■ Task statement ■
Lift every line from the entries that includes the word "Candidates".

Raw records:
__________

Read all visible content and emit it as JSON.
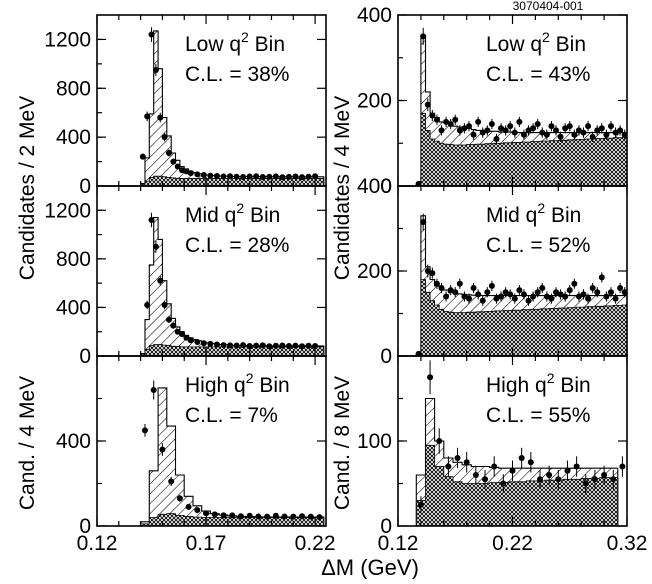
{
  "figure_id": "3070404-001",
  "x_axis_label": "ΔM (GeV)",
  "y_labels": {
    "left_top": "Candidates / 2 MeV",
    "left_bottom": "Cand. / 4 MeV",
    "right_top": "Candidates / 4 MeV",
    "right_bottom": "Cand. / 8 MeV"
  },
  "chart_data": [
    {
      "type": "bar",
      "panel": "left-top",
      "bin_label": "Low q² Bin",
      "cl": "C.L. = 38%",
      "xlim": [
        0.12,
        0.225
      ],
      "ylim": [
        0,
        1400
      ],
      "xticks": [],
      "yticks": [
        0,
        400,
        800,
        1200
      ],
      "bin_width": 0.002,
      "x_start": 0.14,
      "total": [
        20,
        230,
        590,
        1270,
        960,
        560,
        410,
        270,
        210,
        160,
        140,
        120,
        110,
        100,
        95,
        90,
        86,
        84,
        82,
        80,
        79,
        78,
        78,
        77,
        77,
        76,
        76,
        76,
        76,
        76,
        76,
        76,
        76,
        76,
        75,
        75,
        75,
        75,
        75,
        75,
        75,
        75
      ],
      "background": [
        10,
        40,
        70,
        80,
        80,
        75,
        70,
        66,
        63,
        62,
        62,
        62,
        62,
        62,
        62,
        62,
        62,
        62,
        62,
        62,
        62,
        62,
        62,
        62,
        62,
        62,
        62,
        62,
        62,
        62,
        62,
        62,
        62,
        62,
        62,
        62,
        62,
        62,
        62,
        62,
        62,
        62
      ],
      "points_x": [
        0.141,
        0.143,
        0.145,
        0.147,
        0.149,
        0.151,
        0.153,
        0.155,
        0.157,
        0.159,
        0.161,
        0.163,
        0.166,
        0.169,
        0.172,
        0.175,
        0.178,
        0.181,
        0.184,
        0.187,
        0.19,
        0.193,
        0.196,
        0.199,
        0.202,
        0.205,
        0.208,
        0.211,
        0.214,
        0.217,
        0.22
      ],
      "points_y": [
        240,
        570,
        1240,
        950,
        560,
        400,
        270,
        200,
        160,
        130,
        120,
        105,
        95,
        90,
        85,
        82,
        78,
        80,
        76,
        74,
        78,
        80,
        74,
        76,
        79,
        72,
        75,
        78,
        73,
        76,
        80
      ],
      "errors": [
        25,
        40,
        60,
        50,
        40,
        35,
        28,
        25,
        20,
        18,
        16,
        15,
        14,
        14,
        13,
        13,
        12,
        12,
        12,
        12,
        12,
        12,
        12,
        12,
        12,
        12,
        12,
        12,
        12,
        12,
        12
      ]
    },
    {
      "type": "bar",
      "panel": "left-mid",
      "bin_label": "Mid q² Bin",
      "cl": "C.L. = 28%",
      "xlim": [
        0.12,
        0.225
      ],
      "ylim": [
        0,
        1400
      ],
      "xticks": [],
      "yticks": [
        0,
        400,
        800,
        1200
      ],
      "bin_width": 0.002,
      "x_start": 0.14,
      "total": [
        20,
        300,
        750,
        1140,
        960,
        620,
        430,
        310,
        240,
        200,
        170,
        150,
        135,
        125,
        115,
        108,
        102,
        98,
        95,
        92,
        90,
        88,
        87,
        86,
        85,
        85,
        84,
        84,
        84,
        84,
        83,
        83,
        83,
        83,
        83,
        83,
        83,
        83,
        83,
        83,
        83,
        83
      ],
      "background": [
        10,
        55,
        85,
        95,
        95,
        90,
        85,
        80,
        78,
        76,
        75,
        75,
        75,
        75,
        75,
        75,
        75,
        75,
        75,
        75,
        75,
        75,
        75,
        75,
        75,
        75,
        75,
        75,
        75,
        75,
        75,
        75,
        75,
        75,
        75,
        75,
        75,
        75,
        75,
        75,
        75,
        75
      ],
      "points_x": [
        0.143,
        0.145,
        0.147,
        0.149,
        0.151,
        0.153,
        0.155,
        0.157,
        0.159,
        0.161,
        0.163,
        0.166,
        0.169,
        0.172,
        0.175,
        0.178,
        0.181,
        0.184,
        0.187,
        0.19,
        0.193,
        0.196,
        0.199,
        0.202,
        0.205,
        0.208,
        0.211,
        0.214,
        0.217,
        0.22
      ],
      "points_y": [
        420,
        1120,
        900,
        620,
        420,
        300,
        250,
        200,
        180,
        150,
        130,
        115,
        105,
        100,
        95,
        90,
        88,
        86,
        90,
        82,
        85,
        88,
        80,
        84,
        86,
        82,
        85,
        80,
        84,
        82
      ],
      "errors": [
        35,
        60,
        50,
        40,
        35,
        28,
        25,
        22,
        20,
        18,
        16,
        15,
        14,
        14,
        13,
        13,
        12,
        12,
        12,
        12,
        12,
        12,
        12,
        12,
        12,
        12,
        12,
        12,
        12,
        12
      ]
    },
    {
      "type": "bar",
      "panel": "left-bottom",
      "bin_label": "High q² Bin",
      "cl": "C.L. = 7%",
      "xlim": [
        0.12,
        0.225
      ],
      "ylim": [
        0,
        800
      ],
      "xticks": [
        "0.12",
        "0.17",
        "0.22"
      ],
      "yticks": [
        0,
        400
      ],
      "bin_width": 0.004,
      "x_start": 0.14,
      "total": [
        20,
        260,
        650,
        470,
        240,
        140,
        95,
        70,
        58,
        52,
        48,
        45,
        44,
        43,
        42,
        42,
        42,
        42,
        42,
        42,
        42
      ],
      "background": [
        10,
        40,
        55,
        58,
        50,
        45,
        42,
        40,
        40,
        40,
        40,
        40,
        40,
        40,
        40,
        40,
        40,
        40,
        40,
        40,
        40
      ],
      "points_x": [
        0.142,
        0.146,
        0.15,
        0.154,
        0.158,
        0.162,
        0.166,
        0.17,
        0.174,
        0.178,
        0.182,
        0.186,
        0.19,
        0.194,
        0.198,
        0.202,
        0.206,
        0.21,
        0.214,
        0.218,
        0.222
      ],
      "points_y": [
        450,
        640,
        360,
        210,
        130,
        90,
        75,
        60,
        55,
        50,
        50,
        46,
        48,
        45,
        44,
        48,
        45,
        44,
        46,
        44,
        42
      ],
      "errors": [
        30,
        45,
        30,
        22,
        16,
        13,
        12,
        11,
        10,
        10,
        10,
        10,
        10,
        10,
        10,
        10,
        10,
        10,
        10,
        10,
        10
      ]
    },
    {
      "type": "bar",
      "panel": "right-top",
      "bin_label": "Low q² Bin",
      "cl": "C.L. = 43%",
      "xlim": [
        0.12,
        0.32
      ],
      "ylim": [
        0,
        400
      ],
      "xticks": [],
      "yticks": [
        0,
        200,
        400
      ],
      "bin_width": 0.004,
      "x_start": 0.136,
      "total": [
        5,
        350,
        220,
        170,
        160,
        150,
        148,
        145,
        140,
        138,
        135,
        135,
        132,
        130,
        130,
        128,
        128,
        128,
        126,
        126,
        126,
        125,
        125,
        125,
        125,
        125,
        125,
        125,
        125,
        125,
        125,
        125,
        125,
        125,
        125,
        125,
        125,
        125,
        125,
        125,
        125,
        125,
        125,
        125,
        125,
        125
      ],
      "background": [
        2,
        170,
        130,
        110,
        105,
        100,
        98,
        97,
        96,
        96,
        96,
        97,
        97,
        98,
        98,
        99,
        99,
        100,
        100,
        101,
        101,
        102,
        102,
        103,
        103,
        104,
        104,
        105,
        105,
        106,
        106,
        107,
        107,
        108,
        108,
        109,
        109,
        110,
        110,
        111,
        111,
        112,
        112,
        113,
        113,
        114
      ],
      "points_x": [
        0.138,
        0.142,
        0.146,
        0.15,
        0.154,
        0.158,
        0.162,
        0.166,
        0.17,
        0.174,
        0.178,
        0.182,
        0.186,
        0.19,
        0.194,
        0.198,
        0.202,
        0.206,
        0.21,
        0.214,
        0.218,
        0.222,
        0.226,
        0.23,
        0.234,
        0.238,
        0.242,
        0.246,
        0.25,
        0.254,
        0.258,
        0.262,
        0.266,
        0.27,
        0.274,
        0.278,
        0.282,
        0.286,
        0.29,
        0.294,
        0.298,
        0.302,
        0.306,
        0.31,
        0.314,
        0.318
      ],
      "points_y": [
        5,
        350,
        190,
        165,
        155,
        130,
        150,
        145,
        155,
        130,
        135,
        140,
        120,
        150,
        125,
        130,
        145,
        110,
        135,
        130,
        140,
        125,
        150,
        120,
        130,
        135,
        145,
        125,
        120,
        140,
        130,
        115,
        135,
        140,
        120,
        130,
        125,
        140,
        115,
        130,
        135,
        120,
        140,
        125,
        130,
        120
      ],
      "errors": [
        5,
        20,
        15,
        13,
        12,
        12,
        12,
        12,
        12,
        12,
        12,
        12,
        12,
        12,
        12,
        12,
        12,
        12,
        12,
        12,
        12,
        12,
        12,
        12,
        12,
        12,
        12,
        12,
        12,
        12,
        12,
        12,
        12,
        12,
        12,
        12,
        12,
        12,
        12,
        12,
        12,
        12,
        12,
        12,
        12,
        12
      ]
    },
    {
      "type": "bar",
      "panel": "right-mid",
      "bin_label": "Mid q² Bin",
      "cl": "C.L. = 52%",
      "xlim": [
        0.12,
        0.32
      ],
      "ylim": [
        0,
        400
      ],
      "xticks": [],
      "yticks": [
        0,
        200,
        400
      ],
      "bin_width": 0.004,
      "x_start": 0.136,
      "total": [
        5,
        330,
        210,
        180,
        165,
        160,
        155,
        150,
        148,
        146,
        145,
        144,
        143,
        142,
        142,
        142,
        142,
        142,
        142,
        142,
        142,
        142,
        142,
        142,
        142,
        142,
        142,
        142,
        142,
        142,
        142,
        142,
        142,
        142,
        142,
        142,
        142,
        142,
        142,
        142,
        142,
        142,
        142,
        142,
        142,
        142
      ],
      "background": [
        2,
        180,
        150,
        130,
        120,
        110,
        105,
        103,
        102,
        102,
        102,
        103,
        103,
        104,
        104,
        105,
        105,
        106,
        106,
        107,
        107,
        108,
        108,
        109,
        109,
        110,
        110,
        111,
        111,
        112,
        112,
        113,
        113,
        114,
        114,
        115,
        115,
        116,
        116,
        117,
        117,
        118,
        118,
        119,
        119,
        120
      ],
      "points_x": [
        0.138,
        0.142,
        0.146,
        0.15,
        0.154,
        0.158,
        0.162,
        0.166,
        0.17,
        0.174,
        0.178,
        0.182,
        0.186,
        0.19,
        0.194,
        0.198,
        0.202,
        0.206,
        0.21,
        0.214,
        0.218,
        0.222,
        0.226,
        0.23,
        0.234,
        0.238,
        0.242,
        0.246,
        0.25,
        0.254,
        0.258,
        0.262,
        0.266,
        0.27,
        0.274,
        0.278,
        0.282,
        0.286,
        0.29,
        0.294,
        0.298,
        0.302,
        0.306,
        0.31,
        0.314,
        0.318
      ],
      "points_y": [
        5,
        315,
        200,
        195,
        170,
        160,
        140,
        155,
        150,
        170,
        140,
        135,
        160,
        145,
        130,
        150,
        165,
        135,
        140,
        150,
        145,
        135,
        155,
        145,
        130,
        140,
        150,
        160,
        140,
        135,
        150,
        145,
        140,
        155,
        170,
        140,
        145,
        135,
        160,
        150,
        185,
        140,
        150,
        135,
        160,
        150
      ],
      "errors": [
        5,
        20,
        15,
        13,
        12,
        12,
        12,
        12,
        12,
        12,
        12,
        12,
        12,
        12,
        12,
        12,
        12,
        12,
        12,
        12,
        12,
        12,
        12,
        12,
        12,
        12,
        12,
        12,
        12,
        12,
        12,
        12,
        12,
        12,
        12,
        12,
        12,
        12,
        12,
        12,
        12,
        12,
        12,
        12,
        12,
        12
      ]
    },
    {
      "type": "bar",
      "panel": "right-bottom",
      "bin_label": "High q² Bin",
      "cl": "C.L. = 55%",
      "xlim": [
        0.12,
        0.32
      ],
      "ylim": [
        0,
        200
      ],
      "xticks": [
        "0.12",
        "0.22",
        "0.32"
      ],
      "yticks": [
        0,
        100
      ],
      "bin_width": 0.008,
      "x_start": 0.136,
      "total": [
        60,
        150,
        100,
        80,
        75,
        72,
        70,
        70,
        69,
        68,
        68,
        68,
        68,
        68,
        68,
        68,
        68,
        68,
        68,
        68,
        68,
        68
      ],
      "background": [
        30,
        95,
        70,
        58,
        52,
        50,
        50,
        50,
        51,
        51,
        52,
        52,
        53,
        53,
        54,
        54,
        55,
        55,
        56,
        56,
        57,
        57
      ],
      "points_x": [
        0.14,
        0.148,
        0.156,
        0.164,
        0.172,
        0.18,
        0.188,
        0.196,
        0.204,
        0.212,
        0.22,
        0.228,
        0.236,
        0.244,
        0.252,
        0.26,
        0.268,
        0.276,
        0.284,
        0.292,
        0.3,
        0.308,
        0.316
      ],
      "points_y": [
        25,
        175,
        100,
        70,
        80,
        75,
        60,
        55,
        70,
        50,
        65,
        80,
        75,
        55,
        60,
        55,
        65,
        70,
        50,
        55,
        60,
        55,
        70
      ],
      "errors": [
        10,
        20,
        15,
        12,
        12,
        12,
        11,
        11,
        12,
        11,
        12,
        12,
        12,
        11,
        11,
        11,
        12,
        12,
        11,
        11,
        11,
        11,
        12
      ]
    }
  ]
}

__________

■ Task result ■
    "left_top": "Candidates / 2 MeV",
    "right_top": "Candidates / 4 MeV",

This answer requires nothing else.